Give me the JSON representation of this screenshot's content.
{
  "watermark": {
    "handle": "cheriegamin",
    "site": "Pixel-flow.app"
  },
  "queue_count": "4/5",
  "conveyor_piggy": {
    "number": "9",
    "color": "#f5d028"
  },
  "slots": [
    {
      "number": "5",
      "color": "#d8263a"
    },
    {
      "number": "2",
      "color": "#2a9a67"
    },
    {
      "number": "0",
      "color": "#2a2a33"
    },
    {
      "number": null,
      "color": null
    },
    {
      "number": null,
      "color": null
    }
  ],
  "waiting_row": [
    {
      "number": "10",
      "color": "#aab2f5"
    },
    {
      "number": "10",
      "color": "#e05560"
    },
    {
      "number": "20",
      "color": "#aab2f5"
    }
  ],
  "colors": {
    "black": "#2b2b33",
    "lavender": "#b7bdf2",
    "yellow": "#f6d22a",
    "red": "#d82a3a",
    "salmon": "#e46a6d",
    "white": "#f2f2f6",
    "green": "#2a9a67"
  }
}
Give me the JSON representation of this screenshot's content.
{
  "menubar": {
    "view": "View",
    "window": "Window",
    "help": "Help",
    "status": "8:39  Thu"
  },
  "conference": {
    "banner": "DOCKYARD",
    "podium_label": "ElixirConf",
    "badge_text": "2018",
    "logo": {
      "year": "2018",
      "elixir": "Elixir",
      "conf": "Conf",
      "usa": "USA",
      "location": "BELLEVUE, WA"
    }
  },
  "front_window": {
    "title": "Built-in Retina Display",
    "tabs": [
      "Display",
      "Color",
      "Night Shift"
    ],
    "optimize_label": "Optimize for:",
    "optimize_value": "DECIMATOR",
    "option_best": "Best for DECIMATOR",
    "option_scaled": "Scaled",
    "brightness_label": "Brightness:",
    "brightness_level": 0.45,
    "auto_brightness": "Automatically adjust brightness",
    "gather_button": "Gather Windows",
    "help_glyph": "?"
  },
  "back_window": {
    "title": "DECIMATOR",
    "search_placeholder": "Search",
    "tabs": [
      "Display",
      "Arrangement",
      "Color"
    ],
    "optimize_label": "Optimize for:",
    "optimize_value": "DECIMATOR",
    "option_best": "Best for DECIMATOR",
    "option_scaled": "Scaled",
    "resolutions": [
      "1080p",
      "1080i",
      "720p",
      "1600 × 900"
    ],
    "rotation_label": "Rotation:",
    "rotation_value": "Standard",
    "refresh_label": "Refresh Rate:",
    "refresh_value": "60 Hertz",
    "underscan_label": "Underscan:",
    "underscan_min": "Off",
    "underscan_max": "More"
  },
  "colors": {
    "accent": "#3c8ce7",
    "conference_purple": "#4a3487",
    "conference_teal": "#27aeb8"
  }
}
━━━━━━
Given task: Repeat every line of the data, exactly and in full.

Exercise response:
Give me the JSON representation of this screenshot's content.
{
  "watermark": {
    "handle": "cheriegamin",
    "site": "Pixel-flow.app"
  },
  "queue_count": "4/5",
  "conveyor_piggy": {
    "number": "9",
    "color": "#f5d028"
  },
  "slots": [
    {
      "number": "5",
      "color": "#d8263a"
    },
    {
      "number": "2",
      "color": "#2a9a67"
    },
    {
      "number": "0",
      "color": "#2a2a33"
    },
    {
      "number": null,
      "color": null
    },
    {
      "number": null,
      "color": null
    }
  ],
  "waiting_row": [
    {
      "number": "10",
      "color": "#aab2f5"
    },
    {
      "number": "10",
      "color": "#e05560"
    },
    {
      "number": "20",
      "color": "#aab2f5"
    }
  ],
  "colors": {
    "black": "#2b2b33",
    "lavender": "#b7bdf2",
    "yellow": "#f6d22a",
    "red": "#d82a3a",
    "salmon": "#e46a6d",
    "white": "#f2f2f6",
    "green": "#2a9a67"
  }
}
Give me the JSON representation of this screenshot's content.
{
  "menubar": {
    "view": "View",
    "window": "Window",
    "help": "Help",
    "status": "8:39  Thu"
  },
  "conference": {
    "banner": "DOCKYARD",
    "podium_label": "ElixirConf",
    "badge_text": "2018",
    "logo": {
      "year": "2018",
      "elixir": "Elixir",
      "conf": "Conf",
      "usa": "USA",
      "location": "BELLEVUE, WA"
    }
  },
  "front_window": {
    "title": "Built-in Retina Display",
    "tabs": [
      "Display",
      "Color",
      "Night Shift"
    ],
    "optimize_label": "Optimize for:",
    "optimize_value": "DECIMATOR",
    "option_best": "Best for DECIMATOR",
    "option_scaled": "Scaled",
    "brightness_label": "Brightness:",
    "brightness_level": 0.45,
    "auto_brightness": "Automatically adjust brightness",
    "gather_button": "Gather Windows",
    "help_glyph": "?"
  },
  "back_window": {
    "title": "DECIMATOR",
    "search_placeholder": "Search",
    "tabs": [
      "Display",
      "Arrangement",
      "Color"
    ],
    "optimize_label": "Optimize for:",
    "optimize_value": "DECIMATOR",
    "option_best": "Best for DECIMATOR",
    "option_scaled": "Scaled",
    "resolutions": [
      "1080p",
      "1080i",
      "720p",
      "1600 × 900"
    ],
    "rotation_label": "Rotation:",
    "rotation_value": "Standard",
    "refresh_label": "Refresh Rate:",
    "refresh_value": "60 Hertz",
    "underscan_label": "Underscan:",
    "underscan_min": "Off",
    "underscan_max": "More"
  },
  "colors": {
    "accent": "#3c8ce7",
    "conference_purple": "#4a3487",
    "conference_teal": "#27aeb8"
  }
}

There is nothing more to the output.